··· EXCERPT ···

JavaScript — enqueueLinks()

// Enqueue all links on page
await enqueueLinks();

// Filter by glob pattern
await enqueueLinks({ globs: ['https://example.com/products/**'] });

// Filter by regex
await enqueueLinks({ regexps: [/\/product\/\d+/] });

// Enqueue only specific selector
await enqueueLinks({ selector: 'a.pagination', label: 'LIST' });

// Enqueue with custom label and transformations
await enqueueLinks({
  selector: 'a.item',
  label: 'DETAIL',
  transformRequestFunction: (req) => {
    req.userData.scrapedAt = new Date().toISOString();
    return req;
  },
});

Python

await context.enqueue_links()
await context.enqueue_links(selector='a.product', label='DETAIL')
await context.enqueue_links(include=[re.compile(r'/products/\d+')])

7. Storage

Dataset (structured results)

// JS — Write
await Dataset.pushData({ url, title, price });
await Dataset.pushData([item1, item2, item3]); // batch write

// JS — Read / Export
const dataset = await Dataset.open();
await dataset.exportToCSV('results'); // saves to KV store
await dataset.exportToJSON('results');

for await (const item of dataset) { console.log(item); }
# Python — Write
await context.push_data({'url': url, 'title': title})

# Python — Read / Export
from crawlee.storages import Dataset
dataset = await Dataset.open()
await dataset.export_to(key='results', content_type='csv')

Data is saved to ./storage/datasets/default/*.json by default.

KeyValueStore (blobs, screenshots, state)

// JS
await KeyValueStore.setValue('OUTPUT', { results: [...] });
const value = await KeyValueStore.getValue('OUTPUT');

// Save a screenshot
const store = await KeyValueStore.open();
await store.setValue('screenshot', await page.screenshot(), { contentType: 'image/png' });
# Python
from crawlee.storages import KeyValueStore
kvs = await KeyValueStore.open()
await kvs.set_value('result', {'data': 'value'})
value = await kvs.get_value('result')

···

EXERCISE 1: In the JavaScript enqueueLinks() section of the excerpt above, list every comment line that comes before a code example.

··· DATA PROVIDED ···

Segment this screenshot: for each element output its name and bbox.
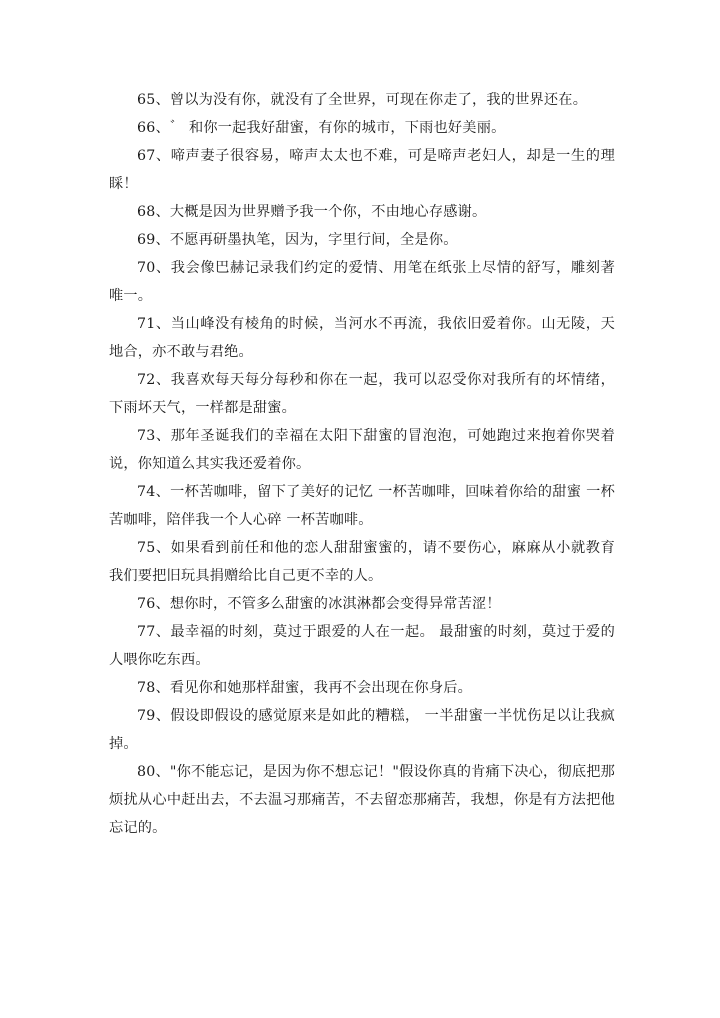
paragraph: 68、大概是因为世界赠予我一个你，不由地心存感谢。: [137, 204, 487, 220]
paragraph: 74、一杯苦咖啡，留下了美好的记忆 一杯苦咖啡，回味着你给的甜蜜 一杯苦咖啡，陪伴我一个人心碎 一杯苦咖啡。: [109, 484, 615, 528]
paragraph: 72、我喜欢每天每分每秒和你在一起，我可以忍受你对我所有的坏情绪，下雨坏天气，一样都是甜蜜。: [109, 372, 615, 416]
paragraph: 77、最幸福的时刻，莫过于跟爱的人在一起。 最甜蜜的时刻，莫过于爱的人喂你吃东西。: [109, 624, 615, 668]
paragraph: 78、看见你和她那样甜蜜，我再不会出现在你身后。: [137, 680, 472, 696]
paragraph: 75、如果看到前任和他的恋人甜甜蜜蜜的，请不要伤心，麻麻从小就教育我们要把旧玩具捐赠给比自己更不幸的人。: [109, 540, 615, 584]
paragraph: 71、当山峰没有棱角的时候，当河水不再流，我依旧爱着你。山无陵，天地合，亦不敢与君绝。: [109, 316, 615, 360]
paragraph: 79、假设即假设的感觉原来是如此的糟糕， 一半甜蜜一半忧伤足以让我疯掉。: [109, 708, 615, 752]
paragraph: 73、那年圣诞我们的幸福在太阳下甜蜜的冒泡泡，可她跑过来抱着你哭着说，你知道么其实我还爱着你。: [109, 428, 615, 472]
paragraph: 67、啼声妻子很容易，啼声太太也不难，可是啼声老妇人，却是一生的理睬！: [109, 148, 615, 192]
document-body: [109, 86, 615, 842]
paragraph: 76、想你时，不管多么甜蜜的冰淇淋都会变得异常苦涩！: [137, 596, 501, 612]
paragraph: 66、゛ 和你一起我好甜蜜，有你的城市，下雨也好美丽。: [137, 120, 506, 136]
paragraph: 69、不愿再研墨执笔，因为，字里行间，全是你。: [137, 232, 458, 248]
paragraph: 80、"你不能忘记，是因为你不想忘记！"假设你真的肯痛下决心，彻底把那烦扰从心中赶出去，不去温习那痛苦，不去留恋那痛苦，我想，你是有方法把他忘记的。: [109, 764, 615, 836]
paragraph: 65、曾以为没有你，就没有了全世界，可现在你走了，我的世界还在。: [137, 92, 588, 108]
paragraph: 70、我会像巴赫记录我们约定的爱情、用笔在纸张上尽情的舒写，雕刻著唯一。: [109, 260, 615, 304]
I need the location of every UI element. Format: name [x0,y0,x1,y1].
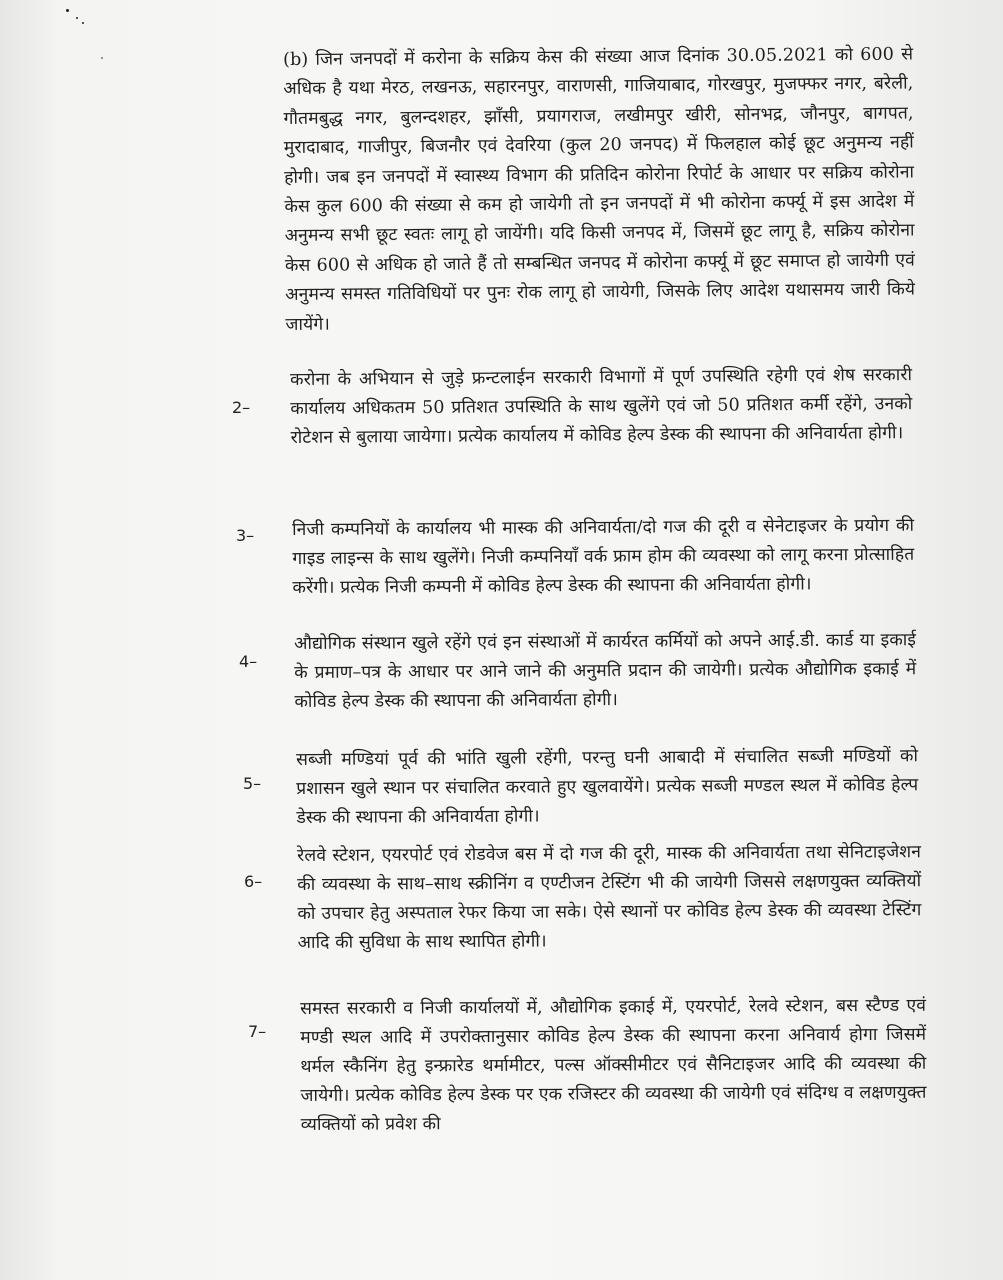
paragraph-3: निजी कम्पनियों के कार्यालय भी मास्क की अनिवार्यता/दो गज की दूरी व सेनेटाइजर के प्रयोग की गाइड लाइन्स के साथ खुलेंगे। निजी कम्पनियाँ वर्क फ्राम होम की व्यवस्था को लागू करना प्रोत्साहित करेंगी। प्रत्येक निजी कम्पनी में कोविड हेल्प डेस्क की स्थापना की अनिवार्यता होगी। [292,515,915,598]
paragraph-number-2: 2– [232,398,251,417]
paragraph-number-7: 7– [248,1022,267,1041]
paragraph-4: औद्योगिक संस्थान खुले रहेंगे एवं इन संस्थाओं में कार्यरत कर्मियों को अपने आई.डी. कार्ड या इकाई के प्रमाण–पत्र के आधार पर आने जाने की अनुमति प्रदान की जायेगी। प्रत्येक औद्योगिक इकाई में कोविड हेल्प डेस्क की स्थापना की अनिवार्यता होगी। [294,630,917,712]
paragraph-number-3: 3– [236,526,255,545]
paragraph-6: रेलवे स्टेशन, एयरपोर्ट एवं रोडवेज बस में दो गज की दूरी, मास्क की अनिवार्यता तथा सेनिटाइजेशन की व्यवस्था के साथ–साथ स्क्रीनिंग व एण्टीजन टेस्टिंग भी की जायेगी जिससे लक्षणयुक्त व्यक्तियों को उपचार हेतु अस्पताल रेफर किया जा सके। ऐसे स्थानों पर कोविड हेल्प डेस्क की व्यवस्था टेस्टिंग आदि की सुविधा के साथ स्थापित होगी। [297,842,922,953]
ink-speck [82,22,84,24]
paragraph-5: सब्जी मण्डियां पूर्व की भांति खुली रहेंगी, परन्तु घनी आबादी में संचालित सब्जी मण्डियों को प्रशासन खुले स्थान पर संचालित करवाते हुए खुलवायेंगे। प्रत्येक सब्जी मण्डल स्थल में कोविड हेल्प डेस्क की स्थापना की अनिवार्यता होगी। [296,746,919,828]
paragraph-number-4: 4– [239,652,258,671]
ink-speck [101,57,103,59]
paragraph-7: समस्त सरकारी व निजी कार्यालयों में, औद्योगिक इकाई में, एयरपोर्ट, रेलवे स्टेशन, बस स्टैण्ड एवं मण्डी स्थल आदि में उपरोक्तानुसार कोविड हेल्प डेस्क की स्थापना करना अनिवार्य होगा जिसमें थर्मल स्कैनिंग हेतु इन्फ्रारेड थर्मामीटर, पल्स ऑक्सीमीटर एवं सैनिटाइजर आदि की व्यवस्था की जायेगी। प्रत्येक कोविड हेल्प डेस्क पर एक रजिस्टर की व्यवस्था की जायेगी एवं संदिग्ध व लक्षणयुक्त व्यक्तियों को प्रवेश की [300,995,927,1135]
paragraph-number-5: 5– [243,774,262,793]
ink-speck [66,9,69,12]
ink-speck [76,17,78,19]
paragraph-number-6: 6– [244,872,263,891]
paragraph-2: करोना के अभियान से जुड़े फ्रन्टलाईन सरकारी विभागों में पूर्ण उपस्थिति रहेगी एवं शेष सरकारी कार्यालय अधिकतम 50 प्रतिशत उपस्थिति के साथ खुलेंगे एवं जो 50 प्रतिशत कर्मी रहेंगे, उनको रोटेशन से बुलाया जायेगा। प्रत्येक कार्यालय में कोविड हेल्प डेस्क की स्थापना की अनिवार्यता होगी। [290,365,913,448]
paragraph-b: (b) जिन जनपदों में करोना के सक्रिय केस की संख्या आज दिनांक 30.05.2021 को 600 से अधिक है यथा मेरठ, लखनऊ, सहारनपुर, वाराणसी, गाजियाबाद, गोरखपुर, मुजफ्फर नगर, बरेली, गौतमबुद्ध नगर, बुलन्दशहर, झाँसी, प्रयागराज, लखीमपुर खीरी, सोनभद्र, जौनपुर, बागपत, मुरादाबाद, गाजीपुर, बिजनौर एवं देवरिया (कुल 20 जनपद) में फिलहाल कोई छूट अनुमन्य नहीं होगी। जब इन जनपदों में स्वास्थ्य विभाग की प्रतिदिन कोरोना रिपोर्ट के आधार पर सक्रिय कोरोना केस कुल 600 की संख्या से कम हो जायेगी तो इन जनपदों में भी कोरोना कर्फ्यू में इस आदेश में अनुमन्य सभी छूट स्वतः लागू हो जायेंगी। यदि किसी जनपद में, जिसमें छूट लागू है, सक्रिय कोरोना केस 600 से अधिक हो जाते हैं तो सम्बन्धित जनपद में कोरोना कर्फ्यू में छूट समाप्त हो जायेगी एवं अनुमन्य समस्त गतिविधियों पर पुनः रोक लागू हो जायेगी, जिसके लिए आदेश यथासमय जारी किये जायेंगे। [283,44,916,335]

···

EXERCISE 2: Copy, word for word, the stretch of the entries from the line containing "paragraph-3: निजी कम्पनियों" through the line containing "paragraph-number-7: 7– [248,1022,267,1041]", including both of those lines.

RIGHT ANSWER 1:
Enqueue all links on page
Filter by glob pattern
Filter by regex
Enqueue only specific selector
Enqueue with custom label and transformations

RIGHT ANSWER 2:
paragraph-3: निजी कम्पनियों के कार्यालय भी मास्क की अनिवार्यता/दो गज की दूरी व सेनेटाइजर के प्रयोग की गाइड लाइन्स के साथ खुलेंगे। निजी कम्पनियाँ वर्क फ्राम होम की व्यवस्था को लागू करना प्रोत्साहित करेंगी। प्रत्येक निजी कम्पनी में कोविड हेल्प डेस्क की स्थापना की अनिवार्यता होगी। [292,515,915,598]
paragraph-number-2: 2– [232,398,251,417]
paragraph-number-7: 7– [248,1022,267,1041]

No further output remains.